*** SUPPLIED RECORDS ***

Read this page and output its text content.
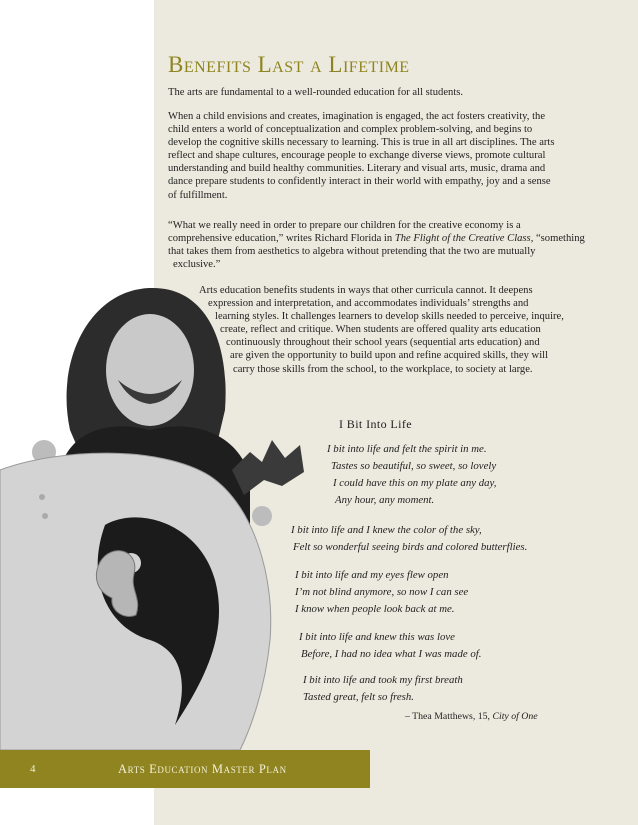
Benefits Last a Lifetime

The arts are fundamental to a well-rounded education for all students.

When a child envisions and creates, imagination is engaged, the act fosters creativity, the
child enters a world of conceptualization and complex problem-solving, and begins to
develop the cognitive skills necessary to learning. This is true in all art disciplines. The arts
reflect and shape cultures, encourage people to exchange diverse views, promote cultural
understanding and build healthy communities. Literary and visual arts, music, drama and
dance prepare students to confidently interact in their world with empathy, joy and a sense
of fulfillment.

“What we really need in order to prepare our children for the creative economy is a
comprehensive education,” writes Richard Florida in The Flight of the Creative Class, “something
that takes them from aesthetics to algebra without pretending that the two are mutually
exclusive.”

Arts education benefits students in ways that other curricula cannot. It deepens
expression and interpretation, and accommodates individuals’ strengths and
learning styles. It challenges learners to develop skills needed to perceive, inquire,
create, reflect and critique. When students are offered quality arts education
continuously throughout their school years (sequential arts education) and
are given the opportunity to build upon and refine acquired skills, they will
carry those skills from the school, to the workplace, to society at large.

I Bit Into Life
I bit into life and felt the spirit in me.
Tastes so beautiful, so sweet, so lovely
I could have this on my plate any day,
Any hour, any moment.
I bit into life and I knew the color of the sky,
Felt so wonderful seeing birds and colored butterflies.
I bit into life and my eyes flew open
I’m not blind anymore, so now I can see
I know when people look back at me.
I bit into life and knew this was love
Before, I had no idea what I was made of.
I bit into life and took my first breath
Tasted great, felt so fresh.
– Thea Matthews, 15, City of One
4	Arts Education Master Plan
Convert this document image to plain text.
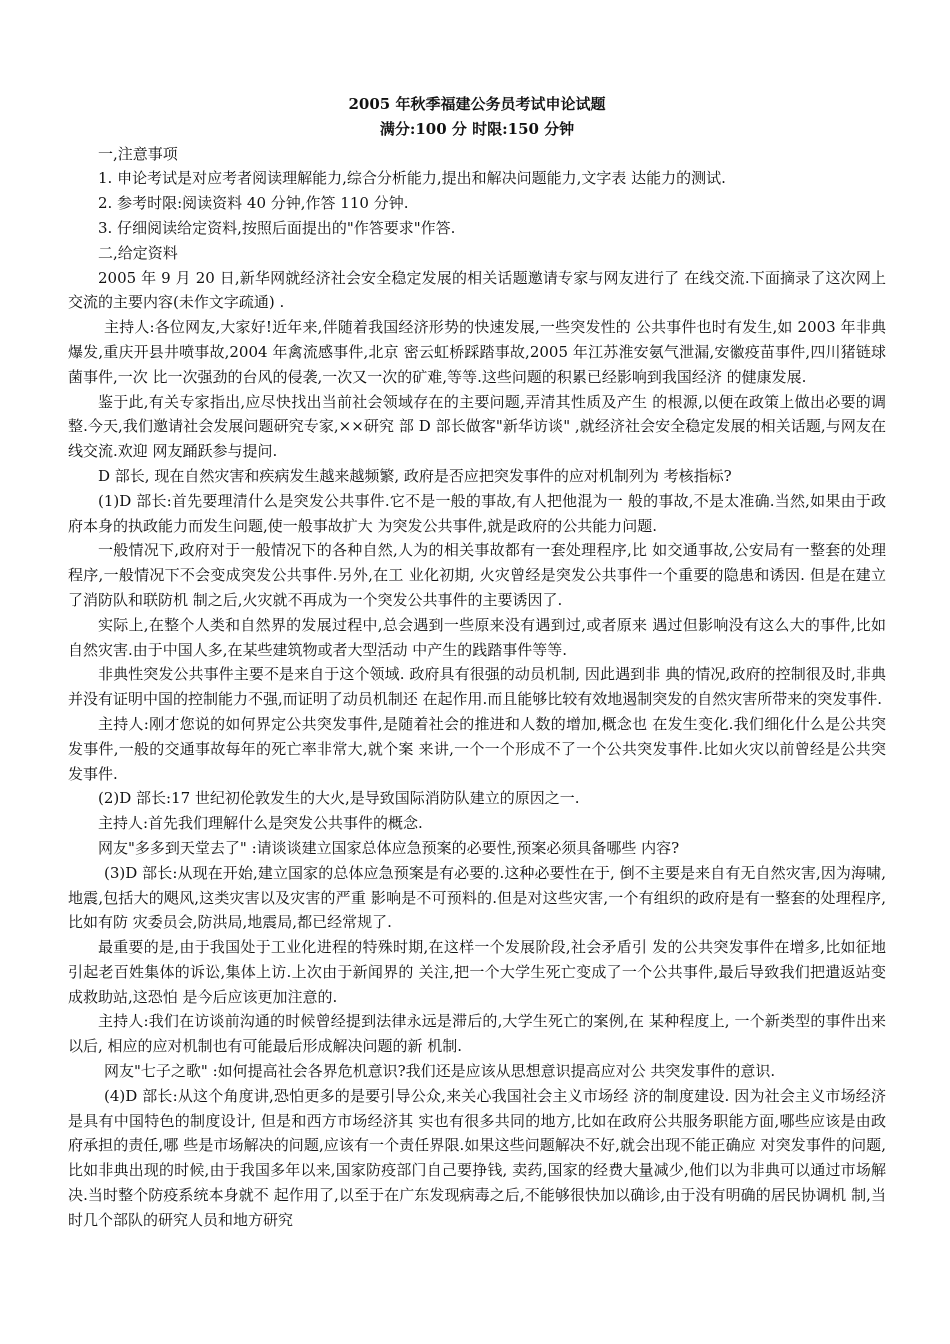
2005 年秋季福建公务员考试申论试题
满分:100 分 时限:150 分钟

一,注意事项

1. 申论考试是对应考者阅读理解能力,综合分析能力,提出和解决问题能力,文字表 达能力的测试.

2. 参考时限:阅读资料 40 分钟,作答 110 分钟.

3. 仔细阅读给定资料,按照后面提出的"作答要求"作答.

二,给定资料

2005 年 9 月 20 日,新华网就经济社会安全稳定发展的相关话题邀请专家与网友进行了 在线交流.下面摘录了这次网上交流的主要内容(未作文字疏通) .

主持人:各位网友,大家好!近年来,伴随着我国经济形势的快速发展,一些突发性的 公共事件也时有发生,如 2003 年非典爆发,重庆开县井喷事故,2004 年禽流感事件,北京 密云虹桥踩踏事故,2005 年江苏淮安氨气泄漏,安徽疫苗事件,四川猪链球菌事件,一次 比一次强劲的台风的侵袭,一次又一次的矿难,等等.这些问题的积累已经影响到我国经济 的健康发展.

鉴于此,有关专家指出,应尽快找出当前社会领域存在的主要问题,弄清其性质及产生 的根源,以便在政策上做出必要的调整.今天,我们邀请社会发展问题研究专家,××研究 部 D 部长做客"新华访谈" ,就经济社会安全稳定发展的相关话题,与网友在线交流.欢迎 网友踊跃参与提问.

D 部长, 现在自然灾害和疾病发生越来越频繁, 政府是否应把突发事件的应对机制列为 考核指标?

(1)D 部长:首先要理清什么是突发公共事件.它不是一般的事故,有人把他混为一 般的事故,不是太准确.当然,如果由于政府本身的执政能力而发生问题,使一般事故扩大 为突发公共事件,就是政府的公共能力问题.

一般情况下,政府对于一般情况下的各种自然,人为的相关事故都有一套处理程序,比 如交通事故,公安局有一整套的处理程序,一般情况下不会变成突发公共事件.另外,在工 业化初期, 火灾曾经是突发公共事件一个重要的隐患和诱因. 但是在建立了消防队和联防机 制之后,火灾就不再成为一个突发公共事件的主要诱因了.

实际上,在整个人类和自然界的发展过程中,总会遇到一些原来没有遇到过,或者原来 遇过但影响没有这么大的事件,比如自然灾害.由于中国人多,在某些建筑物或者大型活动 中产生的践踏事件等等.

非典性突发公共事件主要不是来自于这个领域. 政府具有很强的动员机制, 因此遇到非 典的情况,政府的控制很及时,非典并没有证明中国的控制能力不强,而证明了动员机制还 在起作用.而且能够比较有效地遏制突发的自然灾害所带来的突发事件.

主持人:刚才您说的如何界定公共突发事件,是随着社会的推进和人数的增加,概念也 在发生变化.我们细化什么是公共突发事件,一般的交通事故每年的死亡率非常大,就个案 来讲,一个一个形成不了一个公共突发事件.比如火灾以前曾经是公共突发事件.

(2)D 部长:17 世纪初伦敦发生的大火,是导致国际消防队建立的原因之一.

主持人:首先我们理解什么是突发公共事件的概念.

网友"多多到天堂去了" :请谈谈建立国家总体应急预案的必要性,预案必须具备哪些 内容?

(3)D 部长:从现在开始,建立国家的总体应急预案是有必要的.这种必要性在于, 倒不主要是来自有无自然灾害,因为海啸,地震,包括大的飓风,这类灾害以及灾害的严重 影响是不可预料的.但是对这些灾害,一个有组织的政府是有一整套的处理程序,比如有防 灾委员会,防洪局,地震局,都已经常规了.

最重要的是,由于我国处于工业化进程的特殊时期,在这样一个发展阶段,社会矛盾引 发的公共突发事件在增多,比如征地引起老百姓集体的诉讼,集体上访.上次由于新闻界的 关注,把一个大学生死亡变成了一个公共事件,最后导致我们把遣返站变成救助站,这恐怕 是今后应该更加注意的.

主持人:我们在访谈前沟通的时候曾经提到法律永远是滞后的,大学生死亡的案例,在 某种程度上, 一个新类型的事件出来以后, 相应的应对机制也有可能最后形成解决问题的新 机制.

网友"七子之歌" :如何提高社会各界危机意识?我们还是应该从思想意识提高应对公 共突发事件的意识.

(4)D 部长:从这个角度讲,恐怕更多的是要引导公众,来关心我国社会主义市场经 济的制度建设. 因为社会主义市场经济是具有中国特色的制度设计, 但是和西方市场经济其 实也有很多共同的地方,比如在政府公共服务职能方面,哪些应该是由政府承担的责任,哪 些是市场解决的问题,应该有一个责任界限.如果这些问题解决不好,就会出现不能正确应 对突发事件的问题,比如非典出现的时候,由于我国多年以来,国家防疫部门自己要挣钱, 卖药,国家的经费大量减少,他们以为非典可以通过市场解决.当时整个防疫系统本身就不 起作用了,以至于在广东发现病毒之后,不能够很快加以确诊,由于没有明确的居民协调机 制,当时几个部队的研究人员和地方研究
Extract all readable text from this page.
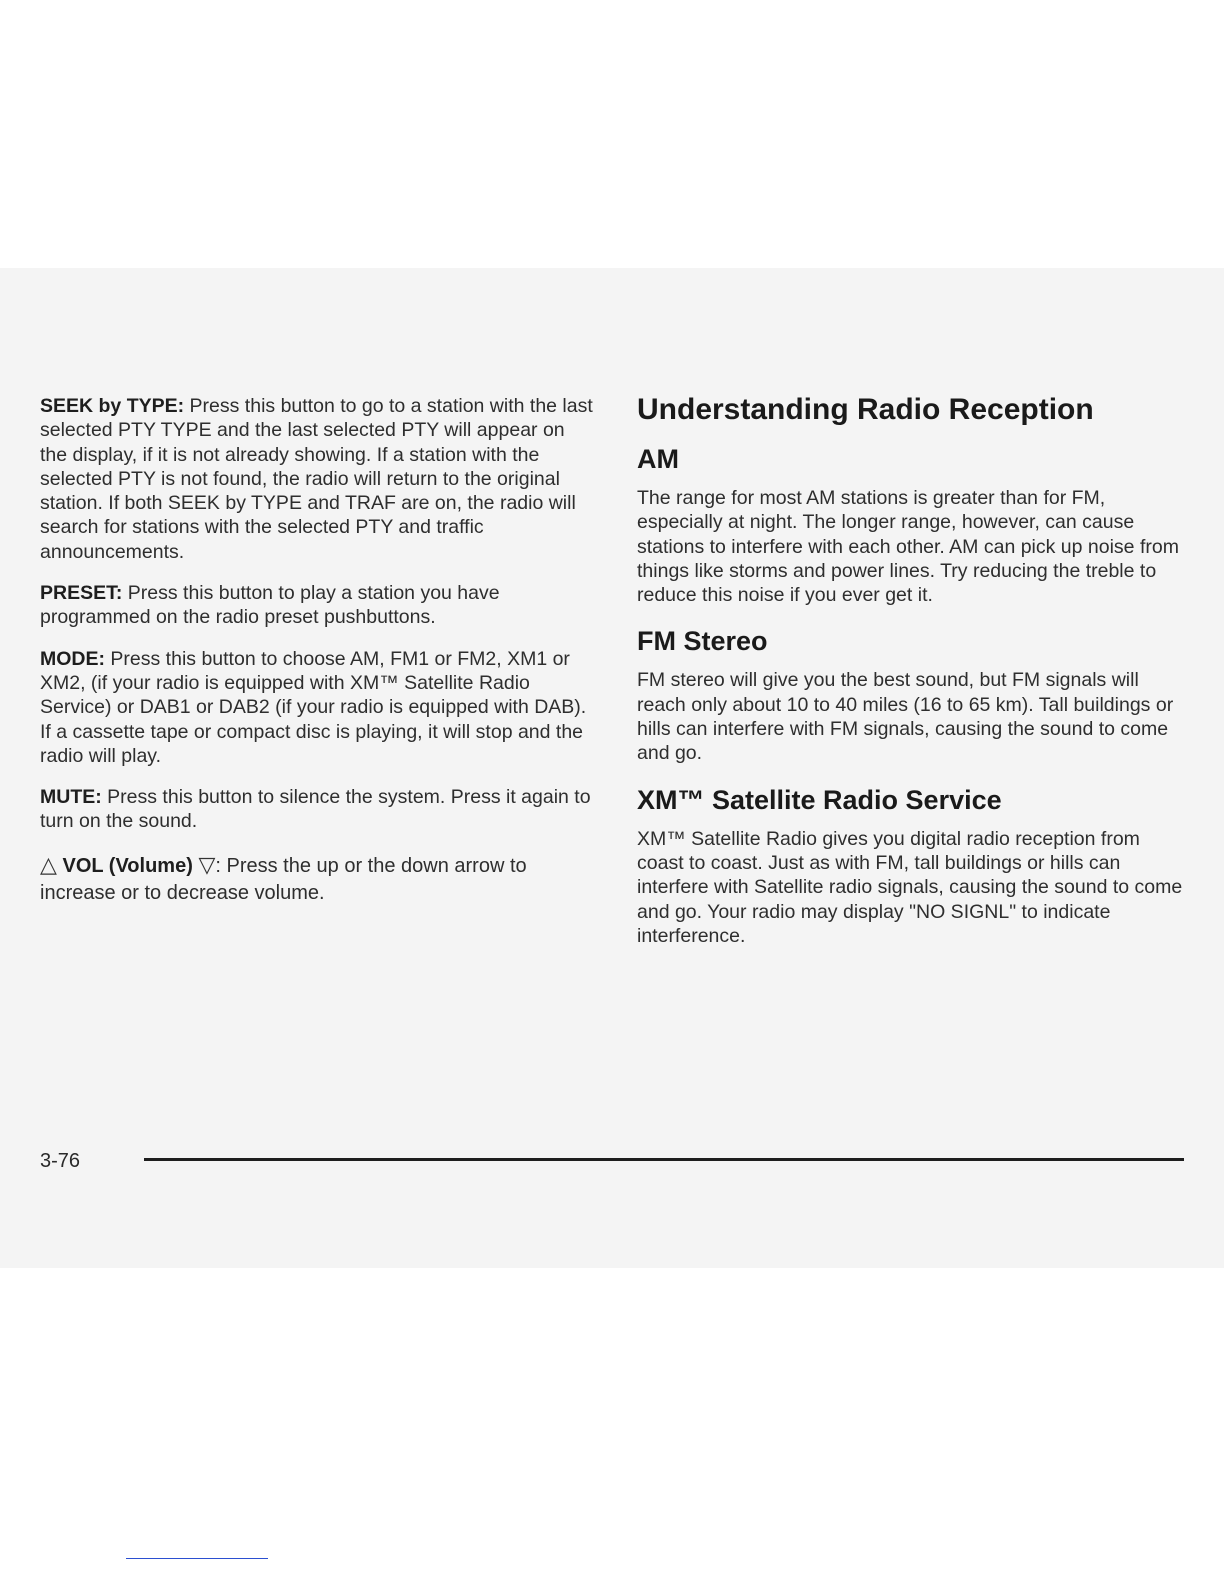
SEEK by TYPE: Press this button to go to a station with the last selected PTY TYPE and the last selected PTY will appear on the display, if it is not already showing. If a station with the selected PTY is not found, the radio will return to the original station. If both SEEK by TYPE and TRAF are on, the radio will search for stations with the selected PTY and traffic announcements.

PRESET: Press this button to play a station you have programmed on the radio preset pushbuttons.

MODE: Press this button to choose AM, FM1 or FM2, XM1 or XM2, (if your radio is equipped with XM™ Satellite Radio Service) or DAB1 or DAB2 (if your radio is equipped with DAB). If a cassette tape or compact disc is playing, it will stop and the radio will play.

MUTE: Press this button to silence the system. Press it again to turn on the sound.

△ VOL (Volume) ▽: Press the up or the down arrow to increase or to decrease volume.

Understanding Radio Reception
AM

The range for most AM stations is greater than for FM, especially at night. The longer range, however, can cause stations to interfere with each other. AM can pick up noise from things like storms and power lines. Try reducing the treble to reduce this noise if you ever get it.

FM Stereo

FM stereo will give you the best sound, but FM signals will reach only about 10 to 40 miles (16 to 65 km). Tall buildings or hills can interfere with FM signals, causing the sound to come and go.

XM™ Satellite Radio Service

XM™ Satellite Radio gives you digital radio reception from coast to coast. Just as with FM, tall buildings or hills can interfere with Satellite radio signals, causing the sound to come and go. Your radio may display "NO SIGNL" to indicate interference.

3-76
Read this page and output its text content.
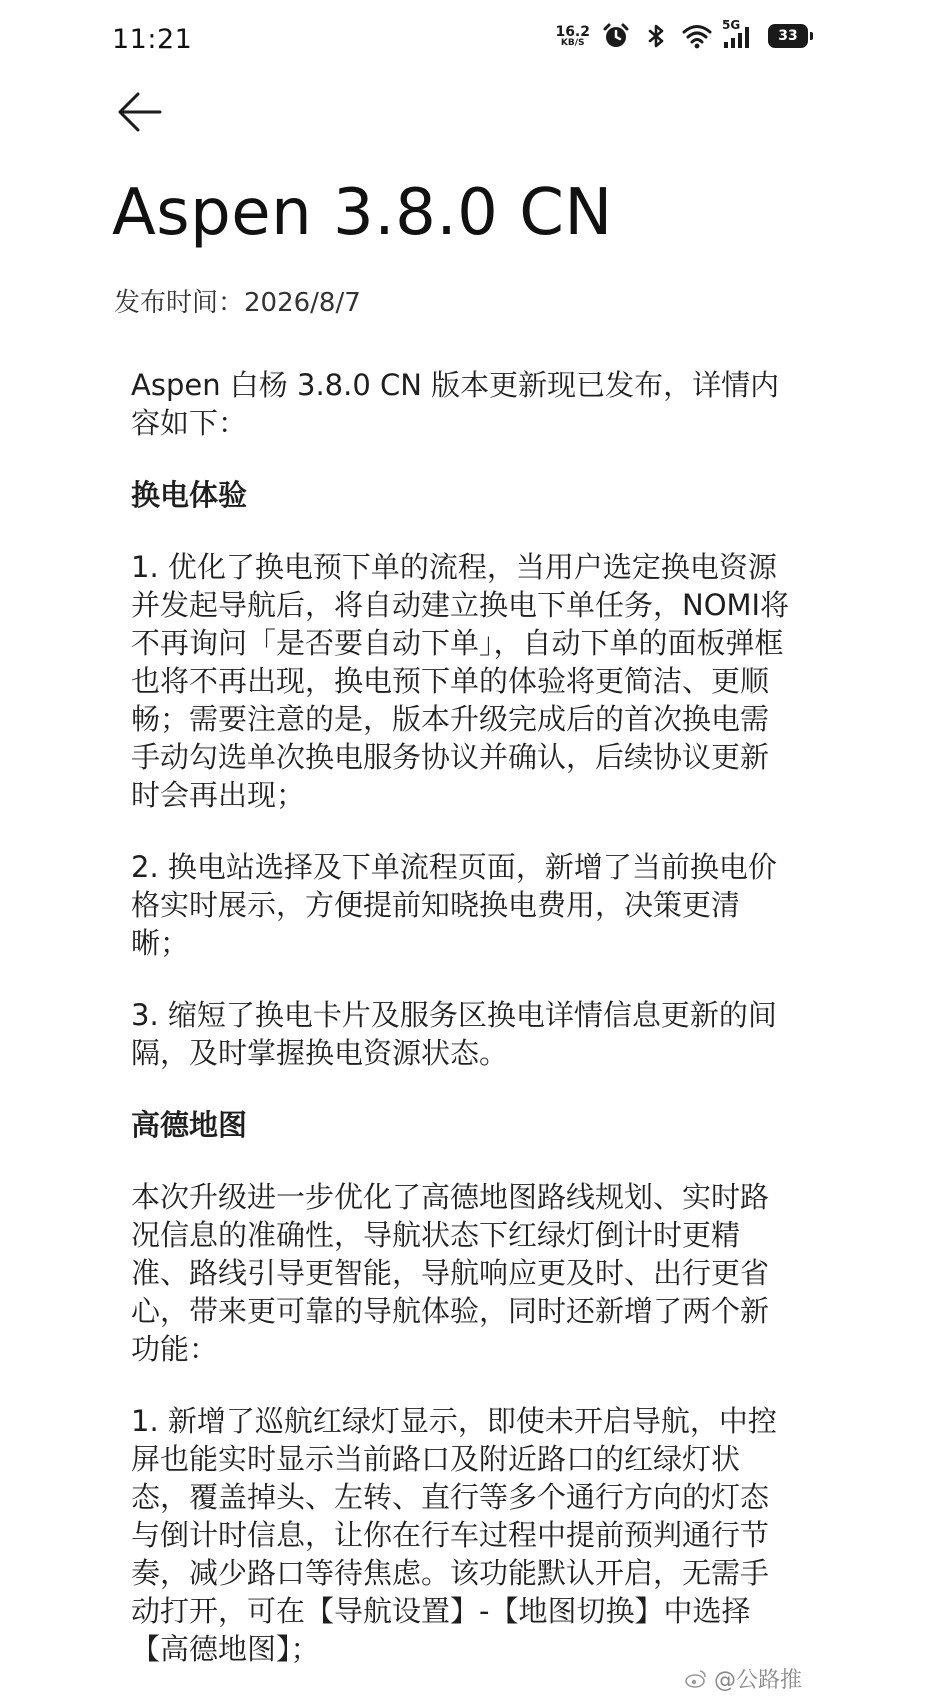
11:21	16.2
KB/S
5G
33
Aspen 3.8.0 CN
发布时间：2026/8/7

Aspen 白杨 3.8.0 CN 版本更新现已发布，详情内容如下：

换电体验

1. 优化了换电预下单的流程，当用户选定换电资源并发起导航后，将自动建立换电下单任务，NOMI将不再询问「是否要自动下单」，自动下单的面板弹框也将不再出现，换电预下单的体验将更简洁、更顺畅；需要注意的是，版本升级完成后的首次换电需手动勾选单次换电服务协议并确认，后续协议更新时会再出现；

2. 换电站选择及下单流程页面，新增了当前换电价格实时展示，方便提前知晓换电费用，决策更清晰；

3. 缩短了换电卡片及服务区换电详情信息更新的间隔，及时掌握换电资源状态。

高德地图

本次升级进一步优化了高德地图路线规划、实时路况信息的准确性，导航状态下红绿灯倒计时更精准、路线引导更智能，导航响应更及时、出行更省心，带来更可靠的导航体验，同时还新增了两个新功能：

1. 新增了巡航红绿灯显示，即使未开启导航，中控屏也能实时显示当前路口及附近路口的红绿灯状态，覆盖掉头、左转、直行等多个通行方向的灯态与倒计时信息，让你在行车过程中提前预判通行节奏，减少路口等待焦虑。该功能默认开启，无需手动打开，可在【导航设置】-【地图切换】中选择【高德地图】；

@公路推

***

Only lines with "develop" are wanted here; list each of them.

develop the cognitive skills necessary to learning. This is true in all art disciplines. The arts
learning styles. It challenges learners to develop skills needed to perceive, inquire,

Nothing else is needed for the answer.